◆ **THE INPUT**:
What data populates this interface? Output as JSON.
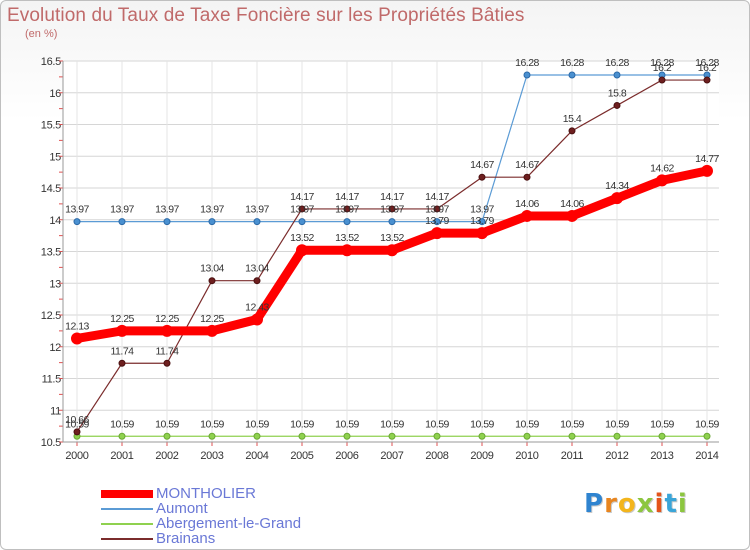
{
  "title": "Evolution du Taux de Taxe Foncière sur les Propriétés Bâties",
  "unit_label": "(en %)",
  "logo_text": "Proxiti",
  "chart_data": {
    "type": "line",
    "title": "Evolution du Taux de Taxe Foncière sur les Propriétés Bâties",
    "ylabel": "(en %)",
    "xlabel": "",
    "x": [
      "2000",
      "2001",
      "2002",
      "2003",
      "2004",
      "2005",
      "2006",
      "2007",
      "2008",
      "2009",
      "2010",
      "2011",
      "2012",
      "2013",
      "2014"
    ],
    "ylim": [
      10.5,
      16.5
    ],
    "yticks": [
      "10.5",
      "11",
      "11.5",
      "12",
      "12.5",
      "13",
      "13.5",
      "14",
      "14.5",
      "15",
      "15.5",
      "16",
      "16.5"
    ],
    "grid": true,
    "legend_position": "bottom-left",
    "series": [
      {
        "name": "MONTHOLIER",
        "color": "#ff0000",
        "values": [
          12.13,
          12.25,
          12.25,
          12.25,
          12.43,
          13.52,
          13.52,
          13.52,
          13.79,
          13.79,
          14.06,
          14.06,
          14.34,
          14.62,
          14.77
        ],
        "labels": [
          "12.13",
          "12.25",
          "12.25",
          "12.25",
          "12.43",
          "13.52",
          "13.52",
          "13.52",
          "13.79",
          "13.79",
          "14.06",
          "14.06",
          "14.34",
          "14.62",
          "14.77"
        ]
      },
      {
        "name": "Aumont",
        "color": "#5b9bd5",
        "values": [
          13.97,
          13.97,
          13.97,
          13.97,
          13.97,
          13.97,
          13.97,
          13.97,
          13.97,
          13.97,
          16.28,
          16.28,
          16.28,
          16.28,
          16.28
        ],
        "labels": [
          "13.97",
          "13.97",
          "13.97",
          "13.97",
          "13.97",
          "13.97",
          "13.97",
          "13.97",
          "13.97",
          "13.97",
          "16.28",
          "16.28",
          "16.28",
          "16.28",
          "16.28"
        ]
      },
      {
        "name": "Abergement-le-Grand",
        "color": "#8fd14f",
        "values": [
          10.59,
          10.59,
          10.59,
          10.59,
          10.59,
          10.59,
          10.59,
          10.59,
          10.59,
          10.59,
          10.59,
          10.59,
          10.59,
          10.59,
          10.59
        ],
        "labels": [
          "10.59",
          "10.59",
          "10.59",
          "10.59",
          "10.59",
          "10.59",
          "10.59",
          "10.59",
          "10.59",
          "10.59",
          "10.59",
          "10.59",
          "10.59",
          "10.59",
          "10.59"
        ]
      },
      {
        "name": "Brainans",
        "color": "#7b2c2c",
        "values": [
          10.66,
          11.74,
          11.74,
          13.04,
          13.04,
          14.17,
          14.17,
          14.17,
          14.17,
          14.67,
          14.67,
          15.4,
          15.8,
          16.2,
          16.2
        ],
        "labels": [
          "10.66",
          "11.74",
          "11.74",
          "13.04",
          "13.04",
          "14.17",
          "14.17",
          "14.17",
          "14.17",
          "14.67",
          "14.67",
          "15.4",
          "15.8",
          "16.2",
          "16.2"
        ]
      }
    ]
  }
}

◆ **YOUR GOAL**: Only lines that contain the word "Foncière" are wanted; copy each of them.

◆ **OUTPUT OF THE EXERCISE**:
  "title": "Evolution du Taux de Taxe Foncière sur les Propriétés Bâties",
    "title": "Evolution du Taux de Taxe Foncière sur les Propriétés Bâties",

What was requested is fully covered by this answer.